» Goal
Your task is to repeat the entries word for word while leaving out the pictures.

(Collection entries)
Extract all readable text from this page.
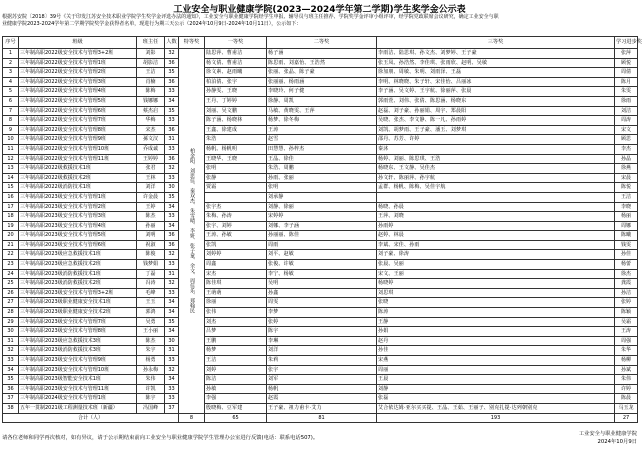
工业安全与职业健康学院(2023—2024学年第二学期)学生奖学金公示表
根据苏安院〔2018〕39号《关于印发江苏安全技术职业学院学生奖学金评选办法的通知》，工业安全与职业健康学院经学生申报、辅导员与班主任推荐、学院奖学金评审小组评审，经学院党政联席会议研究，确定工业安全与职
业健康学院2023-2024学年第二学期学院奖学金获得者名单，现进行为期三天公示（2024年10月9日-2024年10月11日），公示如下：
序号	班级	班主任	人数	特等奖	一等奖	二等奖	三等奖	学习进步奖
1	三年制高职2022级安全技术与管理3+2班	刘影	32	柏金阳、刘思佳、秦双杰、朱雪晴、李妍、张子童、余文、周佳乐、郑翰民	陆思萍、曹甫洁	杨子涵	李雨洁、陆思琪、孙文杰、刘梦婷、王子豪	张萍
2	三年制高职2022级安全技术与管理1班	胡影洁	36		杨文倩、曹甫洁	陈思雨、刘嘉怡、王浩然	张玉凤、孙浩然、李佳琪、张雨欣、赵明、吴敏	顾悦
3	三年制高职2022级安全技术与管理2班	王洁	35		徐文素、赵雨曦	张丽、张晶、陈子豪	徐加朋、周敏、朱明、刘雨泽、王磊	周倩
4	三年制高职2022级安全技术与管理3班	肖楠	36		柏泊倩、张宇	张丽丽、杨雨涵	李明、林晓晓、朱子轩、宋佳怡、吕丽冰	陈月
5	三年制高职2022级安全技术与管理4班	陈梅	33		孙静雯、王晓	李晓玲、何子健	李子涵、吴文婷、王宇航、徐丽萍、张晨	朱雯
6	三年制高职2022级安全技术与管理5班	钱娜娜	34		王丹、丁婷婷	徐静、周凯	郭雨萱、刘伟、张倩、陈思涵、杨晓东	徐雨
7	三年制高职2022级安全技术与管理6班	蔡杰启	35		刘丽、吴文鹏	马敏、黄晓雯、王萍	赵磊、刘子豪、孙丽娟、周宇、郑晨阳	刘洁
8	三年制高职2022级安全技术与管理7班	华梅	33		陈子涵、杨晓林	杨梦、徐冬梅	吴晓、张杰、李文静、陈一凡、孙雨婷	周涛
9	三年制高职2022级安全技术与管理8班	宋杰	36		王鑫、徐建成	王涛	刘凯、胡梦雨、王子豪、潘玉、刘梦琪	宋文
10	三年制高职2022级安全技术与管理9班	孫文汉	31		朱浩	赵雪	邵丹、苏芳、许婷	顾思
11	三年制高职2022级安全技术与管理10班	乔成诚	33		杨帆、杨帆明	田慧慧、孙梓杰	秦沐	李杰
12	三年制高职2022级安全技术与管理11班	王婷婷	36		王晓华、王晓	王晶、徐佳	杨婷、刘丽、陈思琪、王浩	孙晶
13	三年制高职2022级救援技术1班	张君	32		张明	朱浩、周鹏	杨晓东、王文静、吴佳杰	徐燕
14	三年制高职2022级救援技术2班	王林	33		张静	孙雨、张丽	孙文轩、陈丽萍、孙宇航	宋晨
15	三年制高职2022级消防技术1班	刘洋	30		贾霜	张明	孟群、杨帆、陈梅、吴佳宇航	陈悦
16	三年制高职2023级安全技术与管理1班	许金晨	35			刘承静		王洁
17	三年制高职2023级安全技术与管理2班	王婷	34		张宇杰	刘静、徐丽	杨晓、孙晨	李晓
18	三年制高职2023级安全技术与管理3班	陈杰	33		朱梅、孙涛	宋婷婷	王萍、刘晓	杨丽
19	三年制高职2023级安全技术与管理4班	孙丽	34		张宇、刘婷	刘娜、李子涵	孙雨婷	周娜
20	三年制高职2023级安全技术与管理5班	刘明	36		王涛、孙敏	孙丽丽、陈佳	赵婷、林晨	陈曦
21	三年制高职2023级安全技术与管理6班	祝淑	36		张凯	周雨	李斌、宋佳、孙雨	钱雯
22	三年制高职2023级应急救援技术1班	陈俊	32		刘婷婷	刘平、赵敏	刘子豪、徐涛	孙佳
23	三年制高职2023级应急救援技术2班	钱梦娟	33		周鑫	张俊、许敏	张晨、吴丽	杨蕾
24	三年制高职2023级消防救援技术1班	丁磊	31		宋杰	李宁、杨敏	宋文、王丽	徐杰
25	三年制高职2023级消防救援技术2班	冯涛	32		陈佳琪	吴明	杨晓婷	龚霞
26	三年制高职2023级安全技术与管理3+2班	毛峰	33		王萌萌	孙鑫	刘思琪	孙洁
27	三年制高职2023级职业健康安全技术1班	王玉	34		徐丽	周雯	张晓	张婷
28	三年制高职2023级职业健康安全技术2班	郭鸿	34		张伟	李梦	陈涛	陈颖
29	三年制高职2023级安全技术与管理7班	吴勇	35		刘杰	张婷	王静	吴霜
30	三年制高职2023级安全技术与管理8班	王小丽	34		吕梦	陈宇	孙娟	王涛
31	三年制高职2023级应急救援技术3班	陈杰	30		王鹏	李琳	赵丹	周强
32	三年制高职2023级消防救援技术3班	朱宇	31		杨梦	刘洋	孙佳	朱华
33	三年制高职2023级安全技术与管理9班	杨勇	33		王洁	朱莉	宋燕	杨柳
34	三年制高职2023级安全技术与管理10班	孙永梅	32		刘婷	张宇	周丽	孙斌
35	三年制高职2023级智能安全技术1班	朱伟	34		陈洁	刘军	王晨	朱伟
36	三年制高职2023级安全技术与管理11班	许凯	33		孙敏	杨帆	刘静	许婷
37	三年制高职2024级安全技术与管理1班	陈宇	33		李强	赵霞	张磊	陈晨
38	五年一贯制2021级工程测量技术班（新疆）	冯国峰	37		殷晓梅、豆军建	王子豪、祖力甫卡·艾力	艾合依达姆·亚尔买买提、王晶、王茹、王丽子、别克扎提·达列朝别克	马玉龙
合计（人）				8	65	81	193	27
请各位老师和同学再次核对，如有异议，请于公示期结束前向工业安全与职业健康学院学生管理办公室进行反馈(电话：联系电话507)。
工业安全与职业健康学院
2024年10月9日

» Response below
Extract all readable text from this page.
工业安全与职业健康学院(2023—2024学年第二学期)学生奖学金公示表
根据苏安院〔2018〕39号《关于印发江苏安全技术职业学院学生奖学金评选办法的通知》，工业安全与职业健康学院经学生申报、辅导员与班主任推荐、学院奖学金评审小组评审，经学院党政联席会议研究，确定工业安全与职
业健康学院2023-2024学年第二学期学院奖学金获得者名单，现进行为期三天公示（2024年10月9日-2024年10月11日），公示如下：
序号	班级	班主任	人数	特等奖	一等奖	二等奖	三等奖	学习进步奖
1	三年制高职2022级安全技术与管理3+2班	刘影	32	柏金阳、刘思佳、秦双杰、朱雪晴、李妍、张子童、余文、周佳乐、郑翰民	陆思萍、曹甫洁	杨子涵	李雨洁、陆思琪、孙文杰、刘梦婷、王子豪	张萍
2	三年制高职2022级安全技术与管理1班	胡影洁	36		杨文倩、曹甫洁	陈思雨、刘嘉怡、王浩然	张玉凤、孙浩然、李佳琪、张雨欣、赵明、吴敏	顾悦
3	三年制高职2022级安全技术与管理2班	王洁	35		徐文素、赵雨曦	张丽、张晶、陈子豪	徐加朋、周敏、朱明、刘雨泽、王磊	周倩
4	三年制高职2022级安全技术与管理3班	肖楠	36		柏泊倩、张宇	张丽丽、杨雨涵	李明、林晓晓、朱子轩、宋佳怡、吕丽冰	陈月
5	三年制高职2022级安全技术与管理4班	陈梅	33		孙静雯、王晓	李晓玲、何子健	李子涵、吴文婷、王宇航、徐丽萍、张晨	朱雯
6	三年制高职2022级安全技术与管理5班	钱娜娜	34		王丹、丁婷婷	徐静、周凯	郭雨萱、刘伟、张倩、陈思涵、杨晓东	徐雨
7	三年制高职2022级安全技术与管理6班	蔡杰启	35		刘丽、吴文鹏	马敏、黄晓雯、王萍	赵磊、刘子豪、孙丽娟、周宇、郑晨阳	刘洁
8	三年制高职2022级安全技术与管理7班	华梅	33		陈子涵、杨晓林	杨梦、徐冬梅	吴晓、张杰、李文静、陈一凡、孙雨婷	周涛
9	三年制高职2022级安全技术与管理8班	宋杰	36		王鑫、徐建成	王涛	刘凯、胡梦雨、王子豪、潘玉、刘梦琪	宋文
10	三年制高职2022级安全技术与管理9班	孫文汉	31		朱浩	赵雪	邵丹、苏芳、许婷	顾思
11	三年制高职2022级安全技术与管理10班	乔成诚	33		杨帆、杨帆明	田慧慧、孙梓杰	秦沐	李杰
12	三年制高职2022级安全技术与管理11班	王婷婷	36		王晓华、王晓	王晶、徐佳	杨婷、刘丽、陈思琪、王浩	孙晶
13	三年制高职2022级救援技术1班	张君	32		张明	朱浩、周鹏	杨晓东、王文静、吴佳杰	徐燕
14	三年制高职2022级救援技术2班	王林	33		张静	孙雨、张丽	孙文轩、陈丽萍、孙宇航	宋晨
15	三年制高职2022级消防技术1班	刘洋	30		贾霜	张明	孟群、杨帆、陈梅、吴佳宇航	陈悦
16	三年制高职2023级安全技术与管理1班	许金晨	35			刘承静		王洁
17	三年制高职2023级安全技术与管理2班	王婷	34		张宇杰	刘静、徐丽	杨晓、孙晨	李晓
18	三年制高职2023级安全技术与管理3班	陈杰	33		朱梅、孙涛	宋婷婷	王萍、刘晓	杨丽
19	三年制高职2023级安全技术与管理4班	孙丽	34		张宇、刘婷	刘娜、李子涵	孙雨婷	周娜
20	三年制高职2023级安全技术与管理5班	刘明	36		王涛、孙敏	孙丽丽、陈佳	赵婷、林晨	陈曦
21	三年制高职2023级安全技术与管理6班	祝淑	36		张凯	周雨	李斌、宋佳、孙雨	钱雯
22	三年制高职2023级应急救援技术1班	陈俊	32		刘婷婷	刘平、赵敏	刘子豪、徐涛	孙佳
23	三年制高职2023级应急救援技术2班	钱梦娟	33		周鑫	张俊、许敏	张晨、吴丽	杨蕾
24	三年制高职2023级消防救援技术1班	丁磊	31		宋杰	李宁、杨敏	宋文、王丽	徐杰
25	三年制高职2023级消防救援技术2班	冯涛	32		陈佳琪	吴明	杨晓婷	龚霞
26	三年制高职2023级安全技术与管理3+2班	毛峰	33		王萌萌	孙鑫	刘思琪	孙洁
27	三年制高职2023级职业健康安全技术1班	王玉	34		徐丽	周雯	张晓	张婷
28	三年制高职2023级职业健康安全技术2班	郭鸿	34		张伟	李梦	陈涛	陈颖
29	三年制高职2023级安全技术与管理7班	吴勇	35		刘杰	张婷	王静	吴霜
30	三年制高职2023级安全技术与管理8班	王小丽	34		吕梦	陈宇	孙娟	王涛
31	三年制高职2023级应急救援技术3班	陈杰	30		王鹏	李琳	赵丹	周强
32	三年制高职2023级消防救援技术3班	朱宇	31		杨梦	刘洋	孙佳	朱华
33	三年制高职2023级安全技术与管理9班	杨勇	33		王洁	朱莉	宋燕	杨柳
34	三年制高职2023级安全技术与管理10班	孙永梅	32		刘婷	张宇	周丽	孙斌
35	三年制高职2023级智能安全技术1班	朱伟	34		陈洁	刘军	王晨	朱伟
36	三年制高职2023级安全技术与管理11班	许凯	33		孙敏	杨帆	刘静	许婷
37	三年制高职2024级安全技术与管理1班	陈宇	33		李强	赵霞	张磊	陈晨
38	五年一贯制2021级工程测量技术班（新疆）	冯国峰	37		殷晓梅、豆军建	王子豪、祖力甫卡·艾力	艾合依达姆·亚尔买买提、王晶、王茹、王丽子、别克扎提·达列朝别克	马玉龙
合计（人）				8	65	81	193	27
请各位老师和同学再次核对，如有异议，请于公示期结束前向工业安全与职业健康学院学生管理办公室进行反馈(电话：联系电话507)。
工业安全与职业健康学院
2024年10月9日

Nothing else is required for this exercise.